#### What is required
Seek out every line containing the word "during", and copy each.

━━ Entries provided ━━

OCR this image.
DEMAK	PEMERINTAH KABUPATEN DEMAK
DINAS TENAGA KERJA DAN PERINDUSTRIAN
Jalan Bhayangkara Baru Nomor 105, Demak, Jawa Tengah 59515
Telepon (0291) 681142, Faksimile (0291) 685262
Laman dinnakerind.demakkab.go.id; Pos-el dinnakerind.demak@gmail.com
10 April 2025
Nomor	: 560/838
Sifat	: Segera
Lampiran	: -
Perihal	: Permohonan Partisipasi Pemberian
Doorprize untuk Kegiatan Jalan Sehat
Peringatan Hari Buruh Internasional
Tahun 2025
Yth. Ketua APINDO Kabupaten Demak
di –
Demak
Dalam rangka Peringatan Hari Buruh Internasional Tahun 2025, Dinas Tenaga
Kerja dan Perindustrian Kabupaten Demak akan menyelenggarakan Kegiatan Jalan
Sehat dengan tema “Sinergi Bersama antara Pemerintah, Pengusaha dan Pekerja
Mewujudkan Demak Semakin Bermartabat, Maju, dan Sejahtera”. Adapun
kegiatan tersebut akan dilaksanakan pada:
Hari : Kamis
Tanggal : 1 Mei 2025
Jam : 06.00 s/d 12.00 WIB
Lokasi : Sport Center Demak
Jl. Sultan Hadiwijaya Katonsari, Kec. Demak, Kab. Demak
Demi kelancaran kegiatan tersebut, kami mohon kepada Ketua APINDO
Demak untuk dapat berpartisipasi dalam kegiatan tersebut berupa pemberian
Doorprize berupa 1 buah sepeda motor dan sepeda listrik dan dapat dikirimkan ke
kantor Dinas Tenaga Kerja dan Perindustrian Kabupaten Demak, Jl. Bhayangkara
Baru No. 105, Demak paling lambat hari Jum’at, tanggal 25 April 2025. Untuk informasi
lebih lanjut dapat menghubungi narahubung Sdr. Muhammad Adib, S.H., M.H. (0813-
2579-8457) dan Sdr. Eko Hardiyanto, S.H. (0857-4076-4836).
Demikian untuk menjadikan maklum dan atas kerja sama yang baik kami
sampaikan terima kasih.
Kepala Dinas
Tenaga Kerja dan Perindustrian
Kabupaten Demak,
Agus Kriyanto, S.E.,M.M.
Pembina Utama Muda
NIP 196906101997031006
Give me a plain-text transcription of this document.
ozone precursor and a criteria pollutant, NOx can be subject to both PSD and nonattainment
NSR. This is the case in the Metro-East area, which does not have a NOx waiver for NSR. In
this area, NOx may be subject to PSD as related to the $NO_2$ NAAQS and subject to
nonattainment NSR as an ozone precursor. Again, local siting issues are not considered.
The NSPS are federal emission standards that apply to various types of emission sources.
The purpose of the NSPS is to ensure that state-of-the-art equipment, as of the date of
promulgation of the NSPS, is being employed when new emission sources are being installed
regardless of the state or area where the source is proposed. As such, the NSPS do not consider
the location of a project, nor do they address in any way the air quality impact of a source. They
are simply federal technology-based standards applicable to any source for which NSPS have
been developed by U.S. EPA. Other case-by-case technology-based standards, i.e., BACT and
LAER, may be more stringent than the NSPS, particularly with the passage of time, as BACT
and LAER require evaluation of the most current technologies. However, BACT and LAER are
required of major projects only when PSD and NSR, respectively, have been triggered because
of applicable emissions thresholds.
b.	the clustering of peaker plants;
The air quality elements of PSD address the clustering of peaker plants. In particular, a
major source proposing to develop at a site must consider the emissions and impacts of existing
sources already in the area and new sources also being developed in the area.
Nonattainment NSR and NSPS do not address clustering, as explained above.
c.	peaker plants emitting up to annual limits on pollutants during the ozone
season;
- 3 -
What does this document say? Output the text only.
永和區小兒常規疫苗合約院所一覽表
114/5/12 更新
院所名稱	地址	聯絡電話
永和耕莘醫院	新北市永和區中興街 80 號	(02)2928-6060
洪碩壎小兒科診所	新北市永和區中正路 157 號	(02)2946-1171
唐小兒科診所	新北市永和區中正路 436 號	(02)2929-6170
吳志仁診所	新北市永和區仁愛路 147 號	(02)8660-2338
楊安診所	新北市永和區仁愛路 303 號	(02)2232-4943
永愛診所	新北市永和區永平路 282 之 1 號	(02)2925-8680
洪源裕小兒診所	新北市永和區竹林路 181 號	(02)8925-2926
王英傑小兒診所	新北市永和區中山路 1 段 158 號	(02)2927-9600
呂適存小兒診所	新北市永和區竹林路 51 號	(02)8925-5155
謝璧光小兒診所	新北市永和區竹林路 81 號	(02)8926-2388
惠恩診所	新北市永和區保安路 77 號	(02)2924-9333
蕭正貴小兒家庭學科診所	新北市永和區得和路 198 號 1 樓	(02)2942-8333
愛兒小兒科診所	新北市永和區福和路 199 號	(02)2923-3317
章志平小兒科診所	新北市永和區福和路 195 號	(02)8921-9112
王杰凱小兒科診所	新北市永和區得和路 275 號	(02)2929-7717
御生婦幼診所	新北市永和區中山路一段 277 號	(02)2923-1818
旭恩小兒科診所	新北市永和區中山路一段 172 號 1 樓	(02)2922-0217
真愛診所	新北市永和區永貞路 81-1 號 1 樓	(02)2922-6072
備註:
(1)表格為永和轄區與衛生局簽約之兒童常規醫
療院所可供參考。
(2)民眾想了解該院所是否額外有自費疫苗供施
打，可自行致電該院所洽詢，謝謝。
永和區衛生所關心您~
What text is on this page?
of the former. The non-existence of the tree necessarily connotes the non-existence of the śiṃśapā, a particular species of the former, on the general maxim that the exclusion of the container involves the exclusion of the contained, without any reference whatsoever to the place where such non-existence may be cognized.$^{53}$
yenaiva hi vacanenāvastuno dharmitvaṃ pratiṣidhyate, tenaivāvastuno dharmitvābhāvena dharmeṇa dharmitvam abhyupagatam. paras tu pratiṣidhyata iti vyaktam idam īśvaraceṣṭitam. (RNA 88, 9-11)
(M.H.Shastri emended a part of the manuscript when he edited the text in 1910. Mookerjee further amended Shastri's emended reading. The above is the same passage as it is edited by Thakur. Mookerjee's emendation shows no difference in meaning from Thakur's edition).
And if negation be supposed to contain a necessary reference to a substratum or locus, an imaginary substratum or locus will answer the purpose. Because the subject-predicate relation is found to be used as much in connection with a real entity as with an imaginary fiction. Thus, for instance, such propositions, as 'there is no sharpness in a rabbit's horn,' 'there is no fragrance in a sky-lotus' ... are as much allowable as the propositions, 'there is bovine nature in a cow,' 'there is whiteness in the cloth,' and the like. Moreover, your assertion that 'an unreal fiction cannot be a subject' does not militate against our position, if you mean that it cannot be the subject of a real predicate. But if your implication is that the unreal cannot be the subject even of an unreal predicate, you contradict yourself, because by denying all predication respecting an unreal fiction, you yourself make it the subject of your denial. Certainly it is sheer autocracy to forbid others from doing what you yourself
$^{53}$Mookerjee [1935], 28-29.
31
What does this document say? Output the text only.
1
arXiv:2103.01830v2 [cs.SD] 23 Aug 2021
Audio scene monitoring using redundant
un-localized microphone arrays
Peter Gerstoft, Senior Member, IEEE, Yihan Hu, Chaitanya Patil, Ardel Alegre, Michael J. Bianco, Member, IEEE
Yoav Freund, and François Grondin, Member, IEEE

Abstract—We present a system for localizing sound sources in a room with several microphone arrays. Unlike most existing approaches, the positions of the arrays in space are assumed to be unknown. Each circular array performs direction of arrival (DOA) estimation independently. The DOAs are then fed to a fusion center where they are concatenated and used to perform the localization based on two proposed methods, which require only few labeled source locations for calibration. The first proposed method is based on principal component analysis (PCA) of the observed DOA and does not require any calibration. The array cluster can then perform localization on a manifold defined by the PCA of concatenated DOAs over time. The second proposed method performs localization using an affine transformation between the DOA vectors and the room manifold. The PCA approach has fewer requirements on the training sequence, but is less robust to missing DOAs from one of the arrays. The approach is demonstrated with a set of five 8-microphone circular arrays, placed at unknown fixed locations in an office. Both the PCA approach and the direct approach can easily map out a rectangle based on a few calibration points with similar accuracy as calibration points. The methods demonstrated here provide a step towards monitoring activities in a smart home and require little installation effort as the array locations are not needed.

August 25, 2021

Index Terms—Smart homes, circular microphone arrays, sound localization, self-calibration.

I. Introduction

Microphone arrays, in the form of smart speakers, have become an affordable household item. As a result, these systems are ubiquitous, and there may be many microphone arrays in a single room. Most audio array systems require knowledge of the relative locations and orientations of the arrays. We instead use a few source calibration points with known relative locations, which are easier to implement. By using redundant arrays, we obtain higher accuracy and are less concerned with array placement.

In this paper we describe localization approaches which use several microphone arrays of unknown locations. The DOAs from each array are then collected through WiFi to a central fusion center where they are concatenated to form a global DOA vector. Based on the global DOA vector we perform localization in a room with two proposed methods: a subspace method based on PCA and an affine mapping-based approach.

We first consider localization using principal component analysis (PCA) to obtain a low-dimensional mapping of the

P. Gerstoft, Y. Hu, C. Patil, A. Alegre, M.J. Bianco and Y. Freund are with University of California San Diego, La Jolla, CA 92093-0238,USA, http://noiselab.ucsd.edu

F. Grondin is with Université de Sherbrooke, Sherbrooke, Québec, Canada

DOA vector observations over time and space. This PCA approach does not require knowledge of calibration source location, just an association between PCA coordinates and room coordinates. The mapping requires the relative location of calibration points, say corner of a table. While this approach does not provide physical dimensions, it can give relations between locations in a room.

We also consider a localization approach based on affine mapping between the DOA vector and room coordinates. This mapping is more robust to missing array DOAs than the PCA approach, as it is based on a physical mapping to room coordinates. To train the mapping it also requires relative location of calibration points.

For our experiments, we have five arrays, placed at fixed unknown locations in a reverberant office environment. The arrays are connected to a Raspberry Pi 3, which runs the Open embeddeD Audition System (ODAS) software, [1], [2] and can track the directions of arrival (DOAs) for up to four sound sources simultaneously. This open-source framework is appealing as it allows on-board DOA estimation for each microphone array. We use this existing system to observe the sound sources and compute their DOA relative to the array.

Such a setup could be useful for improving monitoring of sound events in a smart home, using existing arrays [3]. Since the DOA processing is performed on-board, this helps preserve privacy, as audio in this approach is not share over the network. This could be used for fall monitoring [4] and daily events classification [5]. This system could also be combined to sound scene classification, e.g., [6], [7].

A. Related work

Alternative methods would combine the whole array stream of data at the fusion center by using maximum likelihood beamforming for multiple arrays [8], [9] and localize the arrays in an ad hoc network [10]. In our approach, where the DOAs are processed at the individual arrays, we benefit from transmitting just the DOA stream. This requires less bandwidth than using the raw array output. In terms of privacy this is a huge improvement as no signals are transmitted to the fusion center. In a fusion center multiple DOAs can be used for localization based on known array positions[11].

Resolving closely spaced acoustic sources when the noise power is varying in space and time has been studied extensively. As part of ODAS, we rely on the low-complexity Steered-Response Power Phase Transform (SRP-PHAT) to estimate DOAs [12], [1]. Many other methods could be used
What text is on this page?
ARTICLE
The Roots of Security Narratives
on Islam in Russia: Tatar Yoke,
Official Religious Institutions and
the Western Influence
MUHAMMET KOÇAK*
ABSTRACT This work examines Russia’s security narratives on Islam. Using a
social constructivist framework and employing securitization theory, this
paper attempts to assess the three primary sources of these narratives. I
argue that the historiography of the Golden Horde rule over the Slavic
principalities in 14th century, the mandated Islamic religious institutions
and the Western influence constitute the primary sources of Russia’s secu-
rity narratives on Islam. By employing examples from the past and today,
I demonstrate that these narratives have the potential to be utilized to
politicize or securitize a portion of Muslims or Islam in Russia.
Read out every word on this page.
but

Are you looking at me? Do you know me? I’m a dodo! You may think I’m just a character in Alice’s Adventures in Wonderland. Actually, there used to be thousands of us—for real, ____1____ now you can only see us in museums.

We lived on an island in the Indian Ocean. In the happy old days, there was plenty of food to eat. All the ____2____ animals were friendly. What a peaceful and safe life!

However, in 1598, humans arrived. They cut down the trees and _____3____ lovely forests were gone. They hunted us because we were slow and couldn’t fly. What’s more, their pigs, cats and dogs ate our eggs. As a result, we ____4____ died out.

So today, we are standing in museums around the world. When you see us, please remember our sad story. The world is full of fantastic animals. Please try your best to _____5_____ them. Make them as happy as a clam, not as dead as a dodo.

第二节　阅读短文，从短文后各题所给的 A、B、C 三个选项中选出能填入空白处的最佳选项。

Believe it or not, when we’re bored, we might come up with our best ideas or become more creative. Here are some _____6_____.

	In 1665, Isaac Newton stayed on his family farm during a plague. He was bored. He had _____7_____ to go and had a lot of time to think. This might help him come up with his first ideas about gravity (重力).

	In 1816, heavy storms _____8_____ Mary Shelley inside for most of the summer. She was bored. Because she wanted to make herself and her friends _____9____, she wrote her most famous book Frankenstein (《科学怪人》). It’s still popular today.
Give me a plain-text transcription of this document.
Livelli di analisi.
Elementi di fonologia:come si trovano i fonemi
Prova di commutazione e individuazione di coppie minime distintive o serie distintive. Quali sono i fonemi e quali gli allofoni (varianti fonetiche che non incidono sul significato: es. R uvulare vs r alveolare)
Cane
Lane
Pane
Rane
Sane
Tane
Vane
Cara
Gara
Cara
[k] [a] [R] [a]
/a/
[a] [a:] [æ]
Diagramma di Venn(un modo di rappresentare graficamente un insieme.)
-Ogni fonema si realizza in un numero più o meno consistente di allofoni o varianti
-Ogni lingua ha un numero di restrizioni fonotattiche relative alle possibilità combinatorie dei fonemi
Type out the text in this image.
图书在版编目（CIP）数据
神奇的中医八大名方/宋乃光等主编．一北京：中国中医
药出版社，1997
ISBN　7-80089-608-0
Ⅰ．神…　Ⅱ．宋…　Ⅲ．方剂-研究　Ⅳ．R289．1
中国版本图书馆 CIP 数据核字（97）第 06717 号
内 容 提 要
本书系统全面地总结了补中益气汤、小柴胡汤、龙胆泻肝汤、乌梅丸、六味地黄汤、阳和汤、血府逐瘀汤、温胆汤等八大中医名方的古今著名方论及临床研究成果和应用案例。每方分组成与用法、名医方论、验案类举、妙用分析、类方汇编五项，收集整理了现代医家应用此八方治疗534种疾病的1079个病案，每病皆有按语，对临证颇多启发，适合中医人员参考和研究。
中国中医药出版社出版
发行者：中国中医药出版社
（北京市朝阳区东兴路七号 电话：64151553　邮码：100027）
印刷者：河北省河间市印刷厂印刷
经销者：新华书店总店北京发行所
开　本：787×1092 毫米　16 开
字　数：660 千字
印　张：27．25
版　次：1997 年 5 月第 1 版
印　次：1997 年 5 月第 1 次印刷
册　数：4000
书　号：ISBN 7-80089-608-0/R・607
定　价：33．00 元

━━━

#### Correct response
c.	peaker plants emitting up to annual limits on pollutants during the ozone
	In 1665, Isaac Newton stayed on his family farm during a plague. He was bored. He had _____7_____ to go and had a lot of time to think. This might help him come up with his first ideas about gravity (重力).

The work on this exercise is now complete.